## BEGIN

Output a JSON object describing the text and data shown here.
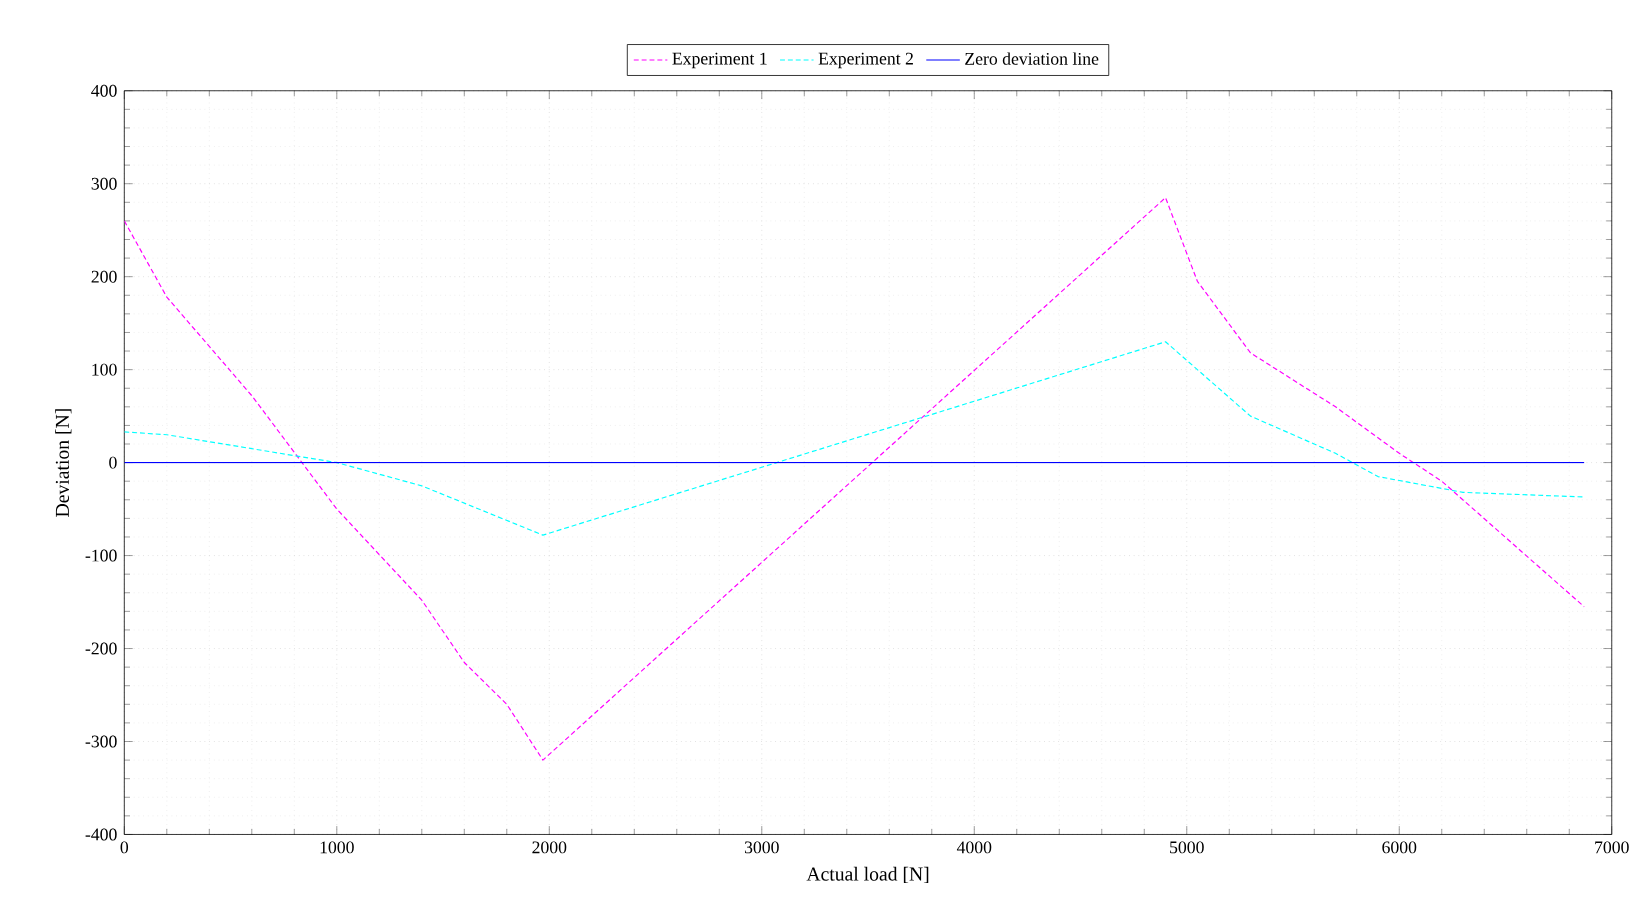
{
  "chart_data": {
    "type": "line",
    "xlabel": "Actual load [N]",
    "ylabel": "Deviation [N]",
    "xlim": [
      0,
      7000
    ],
    "ylim": [
      -400,
      400
    ],
    "xticks": [
      0,
      1000,
      2000,
      3000,
      4000,
      5000,
      6000,
      7000
    ],
    "yticks": [
      -400,
      -300,
      -200,
      -100,
      0,
      100,
      200,
      300,
      400
    ],
    "grid": true,
    "legend": "top",
    "marker": "none",
    "series": [
      {
        "name": "Experiment 1",
        "color": "#ff00ff",
        "line_style": "dashed",
        "x": [
          0,
          200,
          600,
          1000,
          1400,
          1600,
          1800,
          1970,
          4900,
          5050,
          5300,
          5700,
          6000,
          6200,
          6870
        ],
        "values": [
          260,
          178,
          72,
          -50,
          -148,
          -215,
          -260,
          -320,
          285,
          195,
          118,
          60,
          10,
          -20,
          -155
        ]
      },
      {
        "name": "Experiment 2",
        "color": "#00ffff",
        "line_style": "dashed",
        "x": [
          0,
          200,
          600,
          1000,
          1400,
          1970,
          3000,
          4900,
          5300,
          5700,
          5900,
          6300,
          6870
        ],
        "values": [
          33,
          30,
          15,
          0,
          -25,
          -78,
          -5,
          130,
          50,
          10,
          -15,
          -32,
          -37
        ]
      },
      {
        "name": "Zero deviation line",
        "color": "#0000ff",
        "line_style": "solid",
        "x": [
          0,
          6870
        ],
        "values": [
          0,
          0
        ]
      }
    ]
  }
}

## END

• **What you need to do**
Extract every line of the data exactly; pictures stay out.

• **Exercise solution**
Output a JSON object describing the text and data shown here.
{
  "chart_data": {
    "type": "line",
    "xlabel": "Actual load [N]",
    "ylabel": "Deviation [N]",
    "xlim": [
      0,
      7000
    ],
    "ylim": [
      -400,
      400
    ],
    "xticks": [
      0,
      1000,
      2000,
      3000,
      4000,
      5000,
      6000,
      7000
    ],
    "yticks": [
      -400,
      -300,
      -200,
      -100,
      0,
      100,
      200,
      300,
      400
    ],
    "grid": true,
    "legend": "top",
    "marker": "none",
    "series": [
      {
        "name": "Experiment 1",
        "color": "#ff00ff",
        "line_style": "dashed",
        "x": [
          0,
          200,
          600,
          1000,
          1400,
          1600,
          1800,
          1970,
          4900,
          5050,
          5300,
          5700,
          6000,
          6200,
          6870
        ],
        "values": [
          260,
          178,
          72,
          -50,
          -148,
          -215,
          -260,
          -320,
          285,
          195,
          118,
          60,
          10,
          -20,
          -155
        ]
      },
      {
        "name": "Experiment 2",
        "color": "#00ffff",
        "line_style": "dashed",
        "x": [
          0,
          200,
          600,
          1000,
          1400,
          1970,
          3000,
          4900,
          5300,
          5700,
          5900,
          6300,
          6870
        ],
        "values": [
          33,
          30,
          15,
          0,
          -25,
          -78,
          -5,
          130,
          50,
          10,
          -15,
          -32,
          -37
        ]
      },
      {
        "name": "Zero deviation line",
        "color": "#0000ff",
        "line_style": "solid",
        "x": [
          0,
          6870
        ],
        "values": [
          0,
          0
        ]
      }
    ]
  }
}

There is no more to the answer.